Your task is to repeat the lines below exactly, excluding any pictures they contain.

[Entries of transcribed document text]
== Segment start ==

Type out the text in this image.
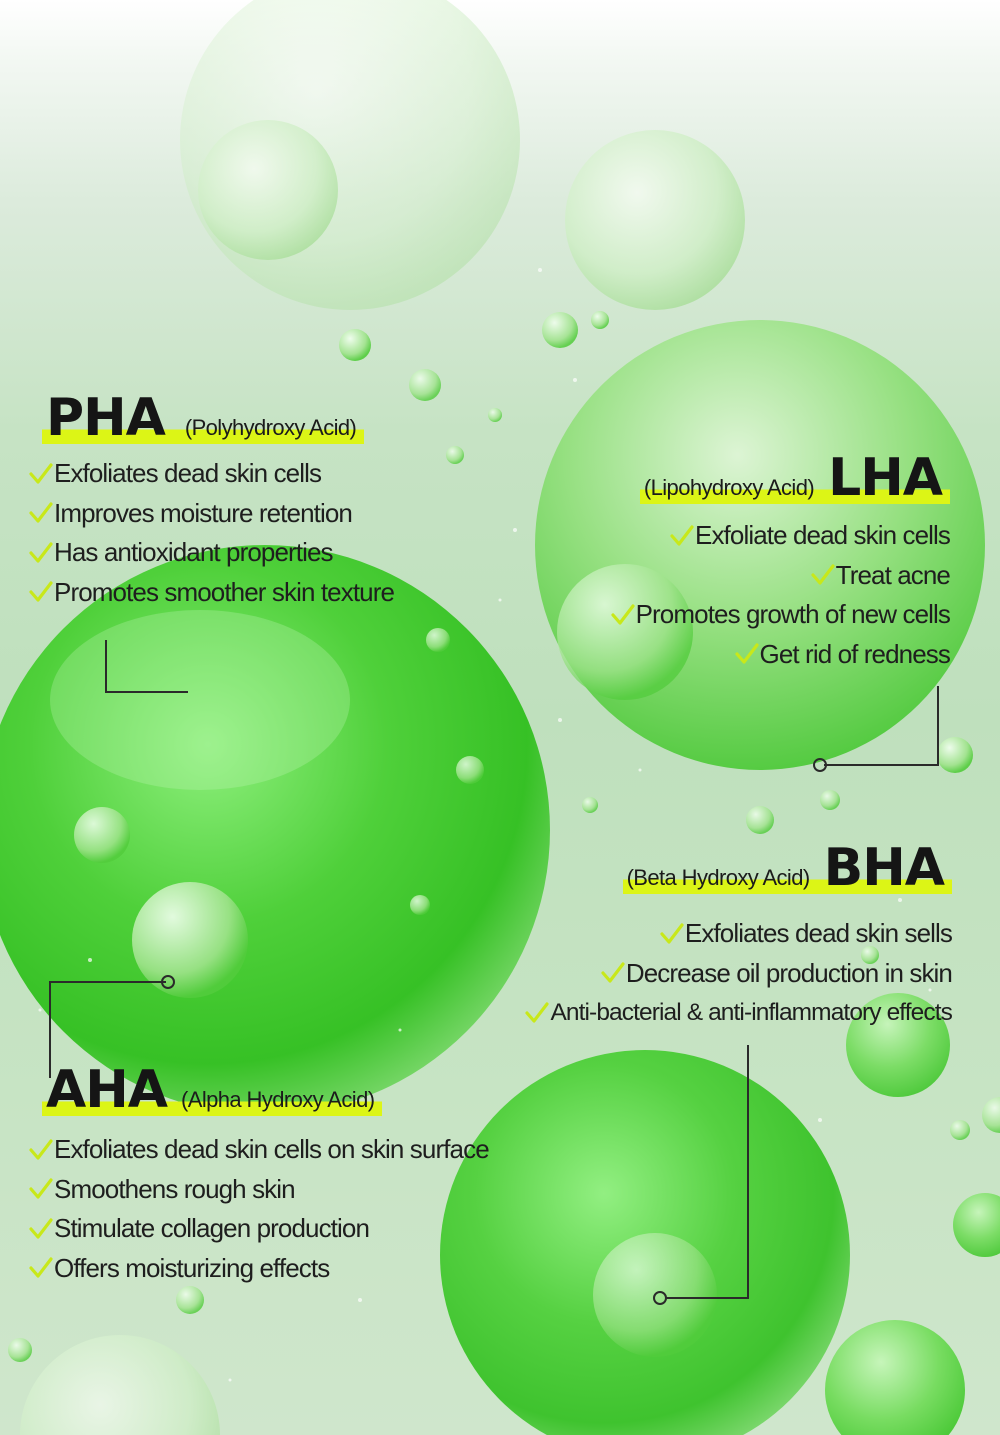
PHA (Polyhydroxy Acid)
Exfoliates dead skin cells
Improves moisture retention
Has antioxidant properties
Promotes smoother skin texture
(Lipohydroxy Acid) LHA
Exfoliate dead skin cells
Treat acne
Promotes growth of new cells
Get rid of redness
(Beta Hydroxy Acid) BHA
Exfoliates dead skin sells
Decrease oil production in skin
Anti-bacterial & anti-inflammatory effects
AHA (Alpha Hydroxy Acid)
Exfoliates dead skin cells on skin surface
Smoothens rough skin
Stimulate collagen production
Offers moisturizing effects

== Segment end ==

### Written reply:
Type out the text in this image.
PHA (Polyhydroxy Acid)
Exfoliates dead skin cells
Improves moisture retention
Has antioxidant properties
Promotes smoother skin texture
(Lipohydroxy Acid) LHA
Exfoliate dead skin cells
Treat acne
Promotes growth of new cells
Get rid of redness
(Beta Hydroxy Acid) BHA
Exfoliates dead skin sells
Decrease oil production in skin
Anti-bacterial & anti-inflammatory effects
AHA (Alpha Hydroxy Acid)
Exfoliates dead skin cells on skin surface
Smoothens rough skin
Stimulate collagen production
Offers moisturizing effects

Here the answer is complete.